Go through the listing and copy every line word for word.

____

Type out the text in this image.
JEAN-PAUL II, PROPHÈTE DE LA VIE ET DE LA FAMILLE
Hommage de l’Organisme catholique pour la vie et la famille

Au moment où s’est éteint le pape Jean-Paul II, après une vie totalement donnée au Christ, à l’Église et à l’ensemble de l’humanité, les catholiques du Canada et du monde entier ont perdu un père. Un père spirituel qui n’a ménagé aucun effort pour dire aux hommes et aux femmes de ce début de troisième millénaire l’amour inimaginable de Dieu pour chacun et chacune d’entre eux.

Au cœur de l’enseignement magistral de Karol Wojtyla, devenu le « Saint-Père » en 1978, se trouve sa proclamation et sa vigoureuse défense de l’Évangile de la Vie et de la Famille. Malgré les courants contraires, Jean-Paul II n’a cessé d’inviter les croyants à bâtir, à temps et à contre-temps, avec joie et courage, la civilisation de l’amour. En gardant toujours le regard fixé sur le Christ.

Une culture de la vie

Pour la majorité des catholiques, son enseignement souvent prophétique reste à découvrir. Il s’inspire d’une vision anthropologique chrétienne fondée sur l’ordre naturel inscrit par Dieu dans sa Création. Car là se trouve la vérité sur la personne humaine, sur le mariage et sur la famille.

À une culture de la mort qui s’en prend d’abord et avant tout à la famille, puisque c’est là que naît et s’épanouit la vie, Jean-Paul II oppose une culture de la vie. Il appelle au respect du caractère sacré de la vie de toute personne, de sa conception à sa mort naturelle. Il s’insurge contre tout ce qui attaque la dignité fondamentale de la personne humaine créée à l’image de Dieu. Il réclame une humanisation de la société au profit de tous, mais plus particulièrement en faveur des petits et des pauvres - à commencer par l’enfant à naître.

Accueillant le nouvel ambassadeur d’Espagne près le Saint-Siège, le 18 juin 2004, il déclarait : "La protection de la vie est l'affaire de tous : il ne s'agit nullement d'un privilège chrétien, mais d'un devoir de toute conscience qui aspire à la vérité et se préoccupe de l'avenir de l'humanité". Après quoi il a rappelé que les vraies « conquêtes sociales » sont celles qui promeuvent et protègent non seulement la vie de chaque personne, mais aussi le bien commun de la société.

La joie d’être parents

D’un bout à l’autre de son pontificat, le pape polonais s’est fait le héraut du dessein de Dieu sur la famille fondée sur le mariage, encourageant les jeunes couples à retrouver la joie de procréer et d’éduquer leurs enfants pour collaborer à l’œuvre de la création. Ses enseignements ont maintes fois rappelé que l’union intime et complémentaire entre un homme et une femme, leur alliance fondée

____

RIGHT ANSWER ▸
Type out the text in this image.
JEAN-PAUL II, PROPHÈTE DE LA VIE ET DE LA FAMILLE
Hommage de l’Organisme catholique pour la vie et la famille

Au moment où s’est éteint le pape Jean-Paul II, après une vie totalement donnée au Christ, à l’Église et à l’ensemble de l’humanité, les catholiques du Canada et du monde entier ont perdu un père. Un père spirituel qui n’a ménagé aucun effort pour dire aux hommes et aux femmes de ce début de troisième millénaire l’amour inimaginable de Dieu pour chacun et chacune d’entre eux.

Au cœur de l’enseignement magistral de Karol Wojtyla, devenu le « Saint-Père » en 1978, se trouve sa proclamation et sa vigoureuse défense de l’Évangile de la Vie et de la Famille. Malgré les courants contraires, Jean-Paul II n’a cessé d’inviter les croyants à bâtir, à temps et à contre-temps, avec joie et courage, la civilisation de l’amour. En gardant toujours le regard fixé sur le Christ.

Une culture de la vie

Pour la majorité des catholiques, son enseignement souvent prophétique reste à découvrir. Il s’inspire d’une vision anthropologique chrétienne fondée sur l’ordre naturel inscrit par Dieu dans sa Création. Car là se trouve la vérité sur la personne humaine, sur le mariage et sur la famille.

À une culture de la mort qui s’en prend d’abord et avant tout à la famille, puisque c’est là que naît et s’épanouit la vie, Jean-Paul II oppose une culture de la vie. Il appelle au respect du caractère sacré de la vie de toute personne, de sa conception à sa mort naturelle. Il s’insurge contre tout ce qui attaque la dignité fondamentale de la personne humaine créée à l’image de Dieu. Il réclame une humanisation de la société au profit de tous, mais plus particulièrement en faveur des petits et des pauvres - à commencer par l’enfant à naître.

Accueillant le nouvel ambassadeur d’Espagne près le Saint-Siège, le 18 juin 2004, il déclarait : "La protection de la vie est l'affaire de tous : il ne s'agit nullement d'un privilège chrétien, mais d'un devoir de toute conscience qui aspire à la vérité et se préoccupe de l'avenir de l'humanité". Après quoi il a rappelé que les vraies « conquêtes sociales » sont celles qui promeuvent et protègent non seulement la vie de chaque personne, mais aussi le bien commun de la société.

La joie d’être parents

D’un bout à l’autre de son pontificat, le pape polonais s’est fait le héraut du dessein de Dieu sur la famille fondée sur le mariage, encourageant les jeunes couples à retrouver la joie de procréer et d’éduquer leurs enfants pour collaborer à l’œuvre de la création. Ses enseignements ont maintes fois rappelé que l’union intime et complémentaire entre un homme et une femme, leur alliance fondée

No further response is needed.